_WHAT TO WORK ON_
Pick out every line that holds the string "screenshot" and copy it.

──────────

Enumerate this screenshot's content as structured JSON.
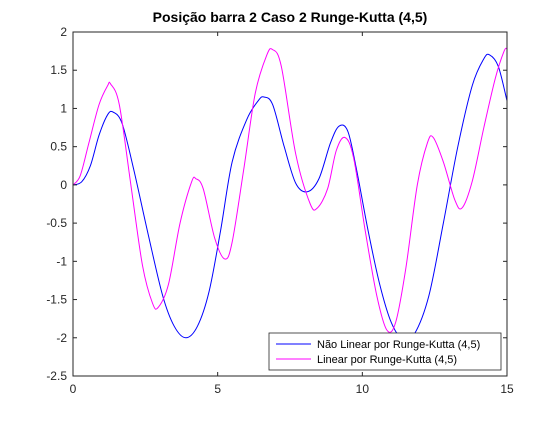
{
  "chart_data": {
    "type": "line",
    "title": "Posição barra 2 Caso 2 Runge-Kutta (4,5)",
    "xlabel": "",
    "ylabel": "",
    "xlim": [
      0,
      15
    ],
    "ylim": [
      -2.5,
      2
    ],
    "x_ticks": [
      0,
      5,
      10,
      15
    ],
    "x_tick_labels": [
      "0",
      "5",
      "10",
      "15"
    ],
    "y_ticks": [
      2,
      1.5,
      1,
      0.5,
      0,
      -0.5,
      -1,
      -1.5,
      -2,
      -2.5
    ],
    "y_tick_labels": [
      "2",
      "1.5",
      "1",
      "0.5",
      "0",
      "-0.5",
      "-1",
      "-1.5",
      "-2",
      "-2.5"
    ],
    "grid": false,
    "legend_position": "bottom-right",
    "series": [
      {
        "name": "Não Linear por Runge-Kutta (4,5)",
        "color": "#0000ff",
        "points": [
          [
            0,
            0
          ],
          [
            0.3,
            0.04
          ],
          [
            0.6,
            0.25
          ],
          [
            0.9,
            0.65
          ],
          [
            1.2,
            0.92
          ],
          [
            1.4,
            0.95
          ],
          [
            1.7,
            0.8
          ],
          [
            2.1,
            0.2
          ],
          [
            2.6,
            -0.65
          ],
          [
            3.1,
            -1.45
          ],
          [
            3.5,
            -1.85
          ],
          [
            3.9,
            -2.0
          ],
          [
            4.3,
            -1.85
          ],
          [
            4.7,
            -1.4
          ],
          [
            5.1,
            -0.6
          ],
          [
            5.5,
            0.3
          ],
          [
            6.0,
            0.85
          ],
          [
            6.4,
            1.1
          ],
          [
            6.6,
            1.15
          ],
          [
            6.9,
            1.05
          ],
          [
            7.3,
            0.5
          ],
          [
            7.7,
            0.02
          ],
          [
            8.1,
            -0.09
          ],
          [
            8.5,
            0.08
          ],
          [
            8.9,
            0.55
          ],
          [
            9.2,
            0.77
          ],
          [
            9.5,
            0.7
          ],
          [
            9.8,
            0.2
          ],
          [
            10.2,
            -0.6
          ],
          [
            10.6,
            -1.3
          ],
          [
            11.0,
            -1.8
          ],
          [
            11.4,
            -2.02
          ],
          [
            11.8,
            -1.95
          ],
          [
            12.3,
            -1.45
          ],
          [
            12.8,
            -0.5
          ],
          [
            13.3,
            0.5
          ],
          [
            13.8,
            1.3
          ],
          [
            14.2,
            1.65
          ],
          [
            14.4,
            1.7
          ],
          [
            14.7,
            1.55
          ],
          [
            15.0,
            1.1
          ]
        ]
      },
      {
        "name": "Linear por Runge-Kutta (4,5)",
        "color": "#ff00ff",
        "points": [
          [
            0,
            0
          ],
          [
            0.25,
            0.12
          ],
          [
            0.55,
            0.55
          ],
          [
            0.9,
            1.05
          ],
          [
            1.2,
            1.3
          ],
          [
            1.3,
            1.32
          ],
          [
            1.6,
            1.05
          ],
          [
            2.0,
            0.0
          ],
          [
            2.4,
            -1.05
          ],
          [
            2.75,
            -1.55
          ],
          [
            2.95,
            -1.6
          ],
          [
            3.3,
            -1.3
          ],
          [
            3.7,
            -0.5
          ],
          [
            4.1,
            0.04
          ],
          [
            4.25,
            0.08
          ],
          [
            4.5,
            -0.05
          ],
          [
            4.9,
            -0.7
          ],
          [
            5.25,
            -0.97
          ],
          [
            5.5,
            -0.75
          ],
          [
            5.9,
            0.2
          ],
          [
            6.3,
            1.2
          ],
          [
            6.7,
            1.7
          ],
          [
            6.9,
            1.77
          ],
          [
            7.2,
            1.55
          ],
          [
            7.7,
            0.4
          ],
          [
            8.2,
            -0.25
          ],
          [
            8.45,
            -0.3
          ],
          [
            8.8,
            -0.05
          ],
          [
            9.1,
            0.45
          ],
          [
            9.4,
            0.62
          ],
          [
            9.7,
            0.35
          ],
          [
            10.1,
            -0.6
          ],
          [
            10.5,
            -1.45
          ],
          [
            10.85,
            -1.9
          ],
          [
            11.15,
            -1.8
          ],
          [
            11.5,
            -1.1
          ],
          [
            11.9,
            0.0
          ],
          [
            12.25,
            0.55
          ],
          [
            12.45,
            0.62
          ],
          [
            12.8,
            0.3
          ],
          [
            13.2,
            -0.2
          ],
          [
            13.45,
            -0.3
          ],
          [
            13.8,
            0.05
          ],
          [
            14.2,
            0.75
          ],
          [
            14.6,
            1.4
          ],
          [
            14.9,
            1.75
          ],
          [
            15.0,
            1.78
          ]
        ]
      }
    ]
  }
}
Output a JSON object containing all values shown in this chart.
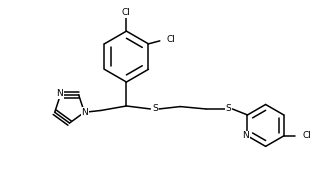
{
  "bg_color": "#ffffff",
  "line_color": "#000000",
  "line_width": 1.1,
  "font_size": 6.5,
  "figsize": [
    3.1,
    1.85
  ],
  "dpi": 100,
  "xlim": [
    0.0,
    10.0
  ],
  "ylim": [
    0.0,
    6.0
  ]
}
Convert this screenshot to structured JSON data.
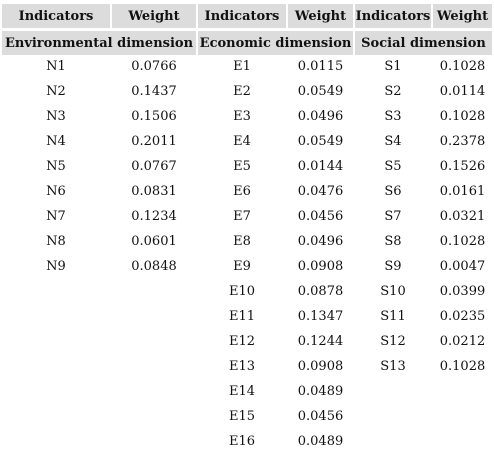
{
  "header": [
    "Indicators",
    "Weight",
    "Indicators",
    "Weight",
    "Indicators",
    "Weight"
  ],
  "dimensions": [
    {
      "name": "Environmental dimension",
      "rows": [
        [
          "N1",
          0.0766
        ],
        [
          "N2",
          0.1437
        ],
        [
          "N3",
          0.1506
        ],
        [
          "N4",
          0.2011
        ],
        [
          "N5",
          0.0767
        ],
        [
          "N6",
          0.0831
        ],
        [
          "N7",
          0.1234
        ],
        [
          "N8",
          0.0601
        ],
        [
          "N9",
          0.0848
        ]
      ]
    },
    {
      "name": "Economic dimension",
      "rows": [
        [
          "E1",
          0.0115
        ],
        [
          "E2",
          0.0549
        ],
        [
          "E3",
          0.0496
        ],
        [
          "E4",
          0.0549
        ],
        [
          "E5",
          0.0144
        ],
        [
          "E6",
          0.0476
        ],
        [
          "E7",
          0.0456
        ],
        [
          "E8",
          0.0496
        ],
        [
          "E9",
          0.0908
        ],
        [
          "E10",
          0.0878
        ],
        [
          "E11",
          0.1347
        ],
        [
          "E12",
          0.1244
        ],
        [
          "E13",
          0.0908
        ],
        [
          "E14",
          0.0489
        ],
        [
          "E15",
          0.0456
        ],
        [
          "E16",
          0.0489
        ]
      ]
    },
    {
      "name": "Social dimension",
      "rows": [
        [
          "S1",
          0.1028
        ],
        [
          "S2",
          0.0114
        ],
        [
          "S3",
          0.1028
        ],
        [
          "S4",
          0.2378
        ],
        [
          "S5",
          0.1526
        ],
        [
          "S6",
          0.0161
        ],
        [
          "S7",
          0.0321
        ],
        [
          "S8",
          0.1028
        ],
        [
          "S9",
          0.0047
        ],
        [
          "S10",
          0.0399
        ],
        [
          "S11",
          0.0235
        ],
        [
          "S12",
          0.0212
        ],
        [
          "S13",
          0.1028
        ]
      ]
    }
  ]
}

──────────

_WRITTEN RESPONSE_
Enumerate this screenshot's content as structured JSON.
Convert this screenshot to structured JSON data.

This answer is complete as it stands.